* Begin *
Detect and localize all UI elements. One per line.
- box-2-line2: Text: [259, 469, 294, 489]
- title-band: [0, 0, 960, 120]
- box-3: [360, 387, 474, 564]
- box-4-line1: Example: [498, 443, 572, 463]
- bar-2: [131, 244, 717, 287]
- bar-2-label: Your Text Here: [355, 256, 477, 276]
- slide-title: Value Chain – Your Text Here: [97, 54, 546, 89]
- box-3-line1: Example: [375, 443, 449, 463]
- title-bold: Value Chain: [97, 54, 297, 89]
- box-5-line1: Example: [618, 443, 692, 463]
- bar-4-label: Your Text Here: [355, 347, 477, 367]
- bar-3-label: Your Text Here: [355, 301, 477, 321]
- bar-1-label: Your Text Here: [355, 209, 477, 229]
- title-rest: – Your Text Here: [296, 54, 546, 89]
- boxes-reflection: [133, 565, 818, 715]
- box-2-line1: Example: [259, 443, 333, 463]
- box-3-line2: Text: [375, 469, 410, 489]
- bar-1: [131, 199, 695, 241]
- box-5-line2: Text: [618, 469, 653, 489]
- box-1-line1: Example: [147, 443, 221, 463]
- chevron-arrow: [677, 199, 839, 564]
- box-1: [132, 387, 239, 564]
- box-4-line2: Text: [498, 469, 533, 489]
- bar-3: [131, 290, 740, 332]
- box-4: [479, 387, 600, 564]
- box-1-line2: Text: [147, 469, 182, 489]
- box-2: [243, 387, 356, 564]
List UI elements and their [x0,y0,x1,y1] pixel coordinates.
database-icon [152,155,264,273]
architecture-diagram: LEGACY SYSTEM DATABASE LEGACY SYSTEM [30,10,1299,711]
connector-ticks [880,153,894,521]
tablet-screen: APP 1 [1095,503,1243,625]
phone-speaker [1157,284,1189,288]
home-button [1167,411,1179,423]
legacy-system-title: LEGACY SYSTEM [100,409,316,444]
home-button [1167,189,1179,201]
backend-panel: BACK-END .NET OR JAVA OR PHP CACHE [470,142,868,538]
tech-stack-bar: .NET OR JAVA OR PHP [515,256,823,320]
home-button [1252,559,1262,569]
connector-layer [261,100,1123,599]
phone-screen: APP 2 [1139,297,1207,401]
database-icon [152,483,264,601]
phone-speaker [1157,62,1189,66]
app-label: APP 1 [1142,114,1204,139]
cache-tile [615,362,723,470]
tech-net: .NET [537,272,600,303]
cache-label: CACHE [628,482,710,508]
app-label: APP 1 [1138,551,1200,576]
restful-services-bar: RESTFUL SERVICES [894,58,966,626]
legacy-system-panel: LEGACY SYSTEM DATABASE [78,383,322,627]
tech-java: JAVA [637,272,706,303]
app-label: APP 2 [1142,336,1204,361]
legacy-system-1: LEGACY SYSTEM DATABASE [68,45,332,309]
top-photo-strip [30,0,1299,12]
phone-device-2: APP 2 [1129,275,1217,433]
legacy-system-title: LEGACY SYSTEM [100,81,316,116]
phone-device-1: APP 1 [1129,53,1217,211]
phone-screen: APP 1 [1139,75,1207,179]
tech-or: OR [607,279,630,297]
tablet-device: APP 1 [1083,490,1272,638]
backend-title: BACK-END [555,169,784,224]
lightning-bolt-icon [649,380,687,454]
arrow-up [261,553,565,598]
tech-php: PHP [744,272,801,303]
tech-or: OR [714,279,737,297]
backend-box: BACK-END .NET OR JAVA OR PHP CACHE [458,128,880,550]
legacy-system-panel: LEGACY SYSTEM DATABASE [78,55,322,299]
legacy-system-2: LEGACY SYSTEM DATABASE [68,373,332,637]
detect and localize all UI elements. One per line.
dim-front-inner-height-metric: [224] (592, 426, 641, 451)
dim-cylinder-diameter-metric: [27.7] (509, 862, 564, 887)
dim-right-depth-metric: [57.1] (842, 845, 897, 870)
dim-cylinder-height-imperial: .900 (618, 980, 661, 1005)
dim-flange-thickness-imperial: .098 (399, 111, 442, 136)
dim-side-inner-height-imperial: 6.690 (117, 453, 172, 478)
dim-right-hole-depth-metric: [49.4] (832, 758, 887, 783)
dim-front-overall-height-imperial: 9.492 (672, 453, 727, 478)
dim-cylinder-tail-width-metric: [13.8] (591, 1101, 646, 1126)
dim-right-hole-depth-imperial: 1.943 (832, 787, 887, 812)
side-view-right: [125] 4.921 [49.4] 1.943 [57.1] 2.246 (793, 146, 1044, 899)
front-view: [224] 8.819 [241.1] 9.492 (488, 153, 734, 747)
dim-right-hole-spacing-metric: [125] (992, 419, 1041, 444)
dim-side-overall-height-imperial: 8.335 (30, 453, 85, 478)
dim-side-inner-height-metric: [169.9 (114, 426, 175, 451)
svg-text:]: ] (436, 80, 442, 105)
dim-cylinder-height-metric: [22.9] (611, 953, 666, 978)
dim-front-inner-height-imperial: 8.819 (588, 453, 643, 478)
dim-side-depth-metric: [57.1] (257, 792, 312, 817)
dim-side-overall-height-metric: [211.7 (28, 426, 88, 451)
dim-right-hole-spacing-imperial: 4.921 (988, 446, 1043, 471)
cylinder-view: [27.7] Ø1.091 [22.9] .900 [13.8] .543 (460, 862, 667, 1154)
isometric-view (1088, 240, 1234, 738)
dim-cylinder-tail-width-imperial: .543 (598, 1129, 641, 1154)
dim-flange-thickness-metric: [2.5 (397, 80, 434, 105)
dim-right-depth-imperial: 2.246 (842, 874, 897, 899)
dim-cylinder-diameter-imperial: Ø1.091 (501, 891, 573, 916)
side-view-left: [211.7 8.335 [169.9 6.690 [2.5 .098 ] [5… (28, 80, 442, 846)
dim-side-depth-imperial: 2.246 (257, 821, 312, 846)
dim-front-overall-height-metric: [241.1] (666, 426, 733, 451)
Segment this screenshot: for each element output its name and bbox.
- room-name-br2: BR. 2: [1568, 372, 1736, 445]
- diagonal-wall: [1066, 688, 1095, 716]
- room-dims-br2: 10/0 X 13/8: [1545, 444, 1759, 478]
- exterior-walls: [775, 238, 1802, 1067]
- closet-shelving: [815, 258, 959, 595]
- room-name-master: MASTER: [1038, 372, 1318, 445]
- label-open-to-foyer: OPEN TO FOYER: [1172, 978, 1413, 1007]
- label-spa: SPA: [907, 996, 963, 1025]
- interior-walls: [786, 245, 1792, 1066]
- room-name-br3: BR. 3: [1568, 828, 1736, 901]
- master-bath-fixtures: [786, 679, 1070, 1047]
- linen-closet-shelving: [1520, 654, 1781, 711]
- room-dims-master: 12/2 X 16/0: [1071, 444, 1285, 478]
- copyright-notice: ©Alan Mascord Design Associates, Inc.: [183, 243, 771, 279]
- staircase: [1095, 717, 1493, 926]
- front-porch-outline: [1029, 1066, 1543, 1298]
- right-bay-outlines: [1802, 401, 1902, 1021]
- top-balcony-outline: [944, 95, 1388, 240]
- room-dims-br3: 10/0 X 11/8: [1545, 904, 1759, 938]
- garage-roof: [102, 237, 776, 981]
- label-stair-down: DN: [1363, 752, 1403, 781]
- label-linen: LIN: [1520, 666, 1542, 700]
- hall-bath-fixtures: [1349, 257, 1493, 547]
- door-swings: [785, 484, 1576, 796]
* End *
• Given problem:
Present every line of the records above as a numbered list, omitting any blank lines.

• Answer to this task:
1. Detect and localize all UI elements. One per line.
2. - box-2-line2: Text: [259, 469, 294, 489]
3. - title-band: [0, 0, 960, 120]
4. - box-3: [360, 387, 474, 564]
5. - box-4-line1: Example: [498, 443, 572, 463]
6. - bar-2: [131, 244, 717, 287]
7. - bar-2-label: Your Text Here: [355, 256, 477, 276]
8. - slide-title: Value Chain – Your Text Here: [97, 54, 546, 89]
9. - box-3-line1: Example: [375, 443, 449, 463]
10. - title-bold: Value Chain: [97, 54, 297, 89]
11. - box-5-line1: Example: [618, 443, 692, 463]
12. - bar-4-label: Your Text Here: [355, 347, 477, 367]
13. - bar-3-label: Your Text Here: [355, 301, 477, 321]
14. - bar-1-label: Your Text Here: [355, 209, 477, 229]
15. - title-rest: – Your Text Here: [296, 54, 546, 89]
16. - boxes-reflection: [133, 565, 818, 715]
17. - box-2-line1: Example: [259, 443, 333, 463]
18. - box-3-line2: Text: [375, 469, 410, 489]
19. - bar-1: [131, 199, 695, 241]
20. - box-5-line2: Text: [618, 469, 653, 489]
21. - box-1-line1: Example: [147, 443, 221, 463]
22. - chevron-arrow: [677, 199, 839, 564]
23. - box-1: [132, 387, 239, 564]
24. - box-4-line2: Text: [498, 469, 533, 489]
25. - bar-3: [131, 290, 740, 332]
26. - box-4: [479, 387, 600, 564]
27. - box-1-line2: Text: [147, 469, 182, 489]
28. - box-2: [243, 387, 356, 564]
29. List UI elements and their [x0,y0,x1,y1] pixel coordinates.
30. database-icon [152,155,264,273]
31. architecture-diagram: LEGACY SYSTEM DATABASE LEGACY SYSTEM [30,10,1299,711]
32. connector-ticks [880,153,894,521]
33. tablet-screen: APP 1 [1095,503,1243,625]
34. phone-speaker [1157,284,1189,288]
35. home-button [1167,411,1179,423]
36. legacy-system-title: LEGACY SYSTEM [100,409,316,444]
37. home-button [1167,189,1179,201]
38. backend-panel: BACK-END .NET OR JAVA OR PHP CACHE [470,142,868,538]
39. tech-stack-bar: .NET OR JAVA OR PHP [515,256,823,320]
40. home-button [1252,559,1262,569]
41. connector-layer [261,100,1123,599]
42. phone-screen: APP 2 [1139,297,1207,401]
43. database-icon [152,483,264,601]
44. phone-speaker [1157,62,1189,66]
45. app-label: APP 1 [1142,114,1204,139]
46. cache-tile [615,362,723,470]
47. tech-net: .NET [537,272,600,303]
48. cache-label: CACHE [628,482,710,508]
49. app-label: APP 1 [1138,551,1200,576]
50. restful-services-bar: RESTFUL SERVICES [894,58,966,626]
51. legacy-system-panel: LEGACY SYSTEM DATABASE [78,383,322,627]
52. tech-java: JAVA [637,272,706,303]
53. app-label: APP 2 [1142,336,1204,361]
54. legacy-system-1: LEGACY SYSTEM DATABASE [68,45,332,309]
55. top-photo-strip [30,0,1299,12]
56. phone-device-2: APP 2 [1129,275,1217,433]
57. legacy-system-title: LEGACY SYSTEM [100,81,316,116]
58. phone-device-1: APP 1 [1129,53,1217,211]
59. phone-screen: APP 1 [1139,75,1207,179]
60. tech-or: OR [607,279,630,297]
61. tablet-device: APP 1 [1083,490,1272,638]
62. backend-title: BACK-END [555,169,784,224]
63. lightning-bolt-icon [649,380,687,454]
64. arrow-up [261,553,565,598]
65. tech-php: PHP [744,272,801,303]
66. tech-or: OR [714,279,737,297]
67. backend-box: BACK-END .NET OR JAVA OR PHP CACHE [458,128,880,550]
68. legacy-system-panel: LEGACY SYSTEM DATABASE [78,55,322,299]
69. legacy-system-2: LEGACY SYSTEM DATABASE [68,373,332,637]
70. detect and localize all UI elements. One per line.
71. dim-front-inner-height-metric: [224] (592, 426, 641, 451)
72. dim-cylinder-diameter-metric: [27.7] (509, 862, 564, 887)
73. dim-right-depth-metric: [57.1] (842, 845, 897, 870)
74. dim-cylinder-height-imperial: .900 (618, 980, 661, 1005)
75. dim-flange-thickness-imperial: .098 (399, 111, 442, 136)
76. dim-side-inner-height-imperial: 6.690 (117, 453, 172, 478)
77. dim-right-hole-depth-metric: [49.4] (832, 758, 887, 783)
78. dim-front-overall-height-imperial: 9.492 (672, 453, 727, 478)
79. dim-cylinder-tail-width-metric: [13.8] (591, 1101, 646, 1126)
80. dim-right-hole-depth-imperial: 1.943 (832, 787, 887, 812)
81. side-view-right: [125] 4.921 [49.4] 1.943 [57.1] 2.246 (793, 146, 1044, 899)
82. front-view: [224] 8.819 [241.1] 9.492 (488, 153, 734, 747)
83. dim-right-hole-spacing-metric: [125] (992, 419, 1041, 444)
84. dim-side-overall-height-imperial: 8.335 (30, 453, 85, 478)
85. dim-side-inner-height-metric: [169.9 (114, 426, 175, 451)
86. svg-text:]: ] (436, 80, 442, 105)
87. dim-cylinder-height-metric: [22.9] (611, 953, 666, 978)
88. dim-front-inner-height-imperial: 8.819 (588, 453, 643, 478)
89. dim-side-depth-metric: [57.1] (257, 792, 312, 817)
90. dim-side-overall-height-metric: [211.7 (28, 426, 88, 451)
91. dim-right-hole-spacing-imperial: 4.921 (988, 446, 1043, 471)
92. cylinder-view: [27.7] Ø1.091 [22.9] .900 [13.8] .543 (460, 862, 667, 1154)
93. isometric-view (1088, 240, 1234, 738)
94. dim-cylinder-tail-width-imperial: .543 (598, 1129, 641, 1154)
95. dim-flange-thickness-metric: [2.5 (397, 80, 434, 105)
96. dim-right-depth-imperial: 2.246 (842, 874, 897, 899)
97. dim-cylinder-diameter-imperial: Ø1.091 (501, 891, 573, 916)
98. side-view-left: [211.7 8.335 [169.9 6.690 [2.5 .098 ] [5… (28, 80, 442, 846)
99. dim-side-depth-imperial: 2.246 (257, 821, 312, 846)
100. dim-front-overall-height-metric: [241.1] (666, 426, 733, 451)
101. Segment this screenshot: for each element output its name and bbox.
102. - room-name-br2: BR. 2: [1568, 372, 1736, 445]
103. - diagonal-wall: [1066, 688, 1095, 716]
104. - room-dims-br2: 10/0 X 13/8: [1545, 444, 1759, 478]
105. - exterior-walls: [775, 238, 1802, 1067]
106. - closet-shelving: [815, 258, 959, 595]
107. - room-name-master: MASTER: [1038, 372, 1318, 445]
108. - label-open-to-foyer: OPEN TO FOYER: [1172, 978, 1413, 1007]
109. - label-spa: SPA: [907, 996, 963, 1025]
110. - interior-walls: [786, 245, 1792, 1066]
111. - room-name-br3: BR. 3: [1568, 828, 1736, 901]
112. - master-bath-fixtures: [786, 679, 1070, 1047]
113. - linen-closet-shelving: [1520, 654, 1781, 711]
114. - room-dims-master: 12/2 X 16/0: [1071, 444, 1285, 478]
115. - copyright-notice: ©Alan Mascord Design Associates, Inc.: [183, 243, 771, 279]
116. - staircase: [1095, 717, 1493, 926]
117. - front-porch-outline: [1029, 1066, 1543, 1298]
118. - right-bay-outlines: [1802, 401, 1902, 1021]
119. - top-balcony-outline: [944, 95, 1388, 240]
120. - room-dims-br3: 10/0 X 11/8: [1545, 904, 1759, 938]
121. - garage-roof: [102, 237, 776, 981]
122. - label-stair-down: DN: [1363, 752, 1403, 781]
123. - label-linen: LIN: [1520, 666, 1542, 700]
124. - hall-bath-fixtures: [1349, 257, 1493, 547]
125. - door-swings: [785, 484, 1576, 796]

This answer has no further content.